───── Records

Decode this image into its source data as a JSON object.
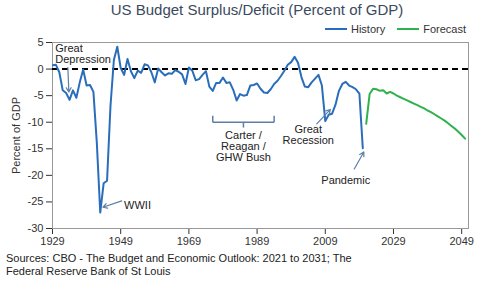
{
  "chart_data": {
    "type": "line",
    "title": "US Budget Surplus/Deficit (Percent of GDP)",
    "y_label": "Percent of GDP",
    "caption": "Sources: CBO - The Budget and Economic Outlook: 2021 to 2031; The Federal Reserve Bank of St Louis",
    "annotations": [
      "Great\nDepression",
      "WWII",
      "Carter /\nReagan /\nGHW Bush",
      "Great\nRecession",
      "Pandemic"
    ],
    "x": [
      1929,
      1930,
      1931,
      1932,
      1933,
      1934,
      1935,
      1936,
      1937,
      1938,
      1939,
      1940,
      1941,
      1942,
      1943,
      1944,
      1945,
      1946,
      1947,
      1948,
      1949,
      1950,
      1951,
      1952,
      1953,
      1954,
      1955,
      1956,
      1957,
      1958,
      1959,
      1960,
      1961,
      1962,
      1963,
      1964,
      1965,
      1966,
      1967,
      1968,
      1969,
      1970,
      1971,
      1972,
      1973,
      1974,
      1975,
      1976,
      1977,
      1978,
      1979,
      1980,
      1981,
      1982,
      1983,
      1984,
      1985,
      1986,
      1987,
      1988,
      1989,
      1990,
      1991,
      1992,
      1993,
      1994,
      1995,
      1996,
      1997,
      1998,
      1999,
      2000,
      2001,
      2002,
      2003,
      2004,
      2005,
      2006,
      2007,
      2008,
      2009,
      2010,
      2011,
      2012,
      2013,
      2014,
      2015,
      2016,
      2017,
      2018,
      2019,
      2020,
      2021,
      2022,
      2023,
      2024,
      2025,
      2026,
      2027,
      2028,
      2029,
      2030,
      2031,
      2032,
      2033,
      2034,
      2035,
      2036,
      2037,
      2038,
      2039,
      2040,
      2041,
      2042,
      2043,
      2044,
      2045,
      2046,
      2047,
      2048,
      2049,
      2050
    ],
    "series": [
      {
        "name": "History",
        "color": "#2a6ebb",
        "values": [
          0.7,
          0.8,
          -0.6,
          -4.0,
          -4.5,
          -5.8,
          -4.0,
          -5.4,
          -2.5,
          -0.1,
          -3.1,
          -3.0,
          -4.3,
          -13.9,
          -27.0,
          -21.5,
          -21.0,
          -7.0,
          1.7,
          4.2,
          0.2,
          -1.1,
          1.9,
          -0.4,
          -1.7,
          -0.3,
          -0.7,
          0.9,
          0.7,
          -0.6,
          -2.5,
          0.1,
          -0.6,
          -1.2,
          -0.8,
          -0.9,
          -0.2,
          -0.5,
          -1.0,
          -2.8,
          0.3,
          -0.3,
          -2.1,
          -1.9,
          -1.1,
          -0.4,
          -3.3,
          -4.1,
          -2.6,
          -2.6,
          -1.6,
          -2.6,
          -2.5,
          -3.9,
          -5.9,
          -4.7,
          -5.0,
          -4.9,
          -3.1,
          -3.0,
          -2.7,
          -3.7,
          -4.4,
          -4.5,
          -3.8,
          -2.8,
          -2.2,
          -1.3,
          -0.3,
          0.8,
          1.3,
          2.3,
          1.2,
          -1.5,
          -3.3,
          -3.4,
          -2.5,
          -1.8,
          -1.1,
          -3.1,
          -9.8,
          -8.6,
          -8.4,
          -6.7,
          -4.1,
          -2.8,
          -2.4,
          -3.1,
          -3.4,
          -3.8,
          -4.6,
          -14.9,
          null,
          null,
          null,
          null,
          null,
          null,
          null,
          null,
          null,
          null,
          null,
          null,
          null,
          null,
          null,
          null,
          null,
          null,
          null,
          null,
          null,
          null,
          null,
          null,
          null,
          null,
          null,
          null,
          null,
          null
        ]
      },
      {
        "name": "Forecast",
        "color": "#2fb24c",
        "values": [
          null,
          null,
          null,
          null,
          null,
          null,
          null,
          null,
          null,
          null,
          null,
          null,
          null,
          null,
          null,
          null,
          null,
          null,
          null,
          null,
          null,
          null,
          null,
          null,
          null,
          null,
          null,
          null,
          null,
          null,
          null,
          null,
          null,
          null,
          null,
          null,
          null,
          null,
          null,
          null,
          null,
          null,
          null,
          null,
          null,
          null,
          null,
          null,
          null,
          null,
          null,
          null,
          null,
          null,
          null,
          null,
          null,
          null,
          null,
          null,
          null,
          null,
          null,
          null,
          null,
          null,
          null,
          null,
          null,
          null,
          null,
          null,
          null,
          null,
          null,
          null,
          null,
          null,
          null,
          null,
          null,
          null,
          null,
          null,
          null,
          null,
          null,
          null,
          null,
          null,
          null,
          null,
          -10.3,
          -4.7,
          -3.7,
          -3.8,
          -4.1,
          -4.0,
          -4.6,
          -4.3,
          -4.6,
          -5.0,
          -5.3,
          -5.6,
          -5.9,
          -6.2,
          -6.5,
          -6.8,
          -7.1,
          -7.4,
          -7.8,
          -8.1,
          -8.5,
          -8.9,
          -9.3,
          -9.7,
          -10.2,
          -10.7,
          -11.2,
          -11.8,
          -12.4,
          -13.1
        ]
      }
    ],
    "xlim": [
      1929,
      2051
    ],
    "xticks": [
      1929,
      1949,
      1969,
      1989,
      2009,
      2029,
      2049
    ],
    "ylim": [
      -30,
      5
    ],
    "yticks": [
      -30,
      -25,
      -20,
      -15,
      -10,
      -5,
      0,
      5
    ],
    "grid": false,
    "legend": "top-right"
  }
}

──────────

Task brief ▸ Find out how many lines in the listing contain the string "Great". Give the number alone.

Expected output ▸ 2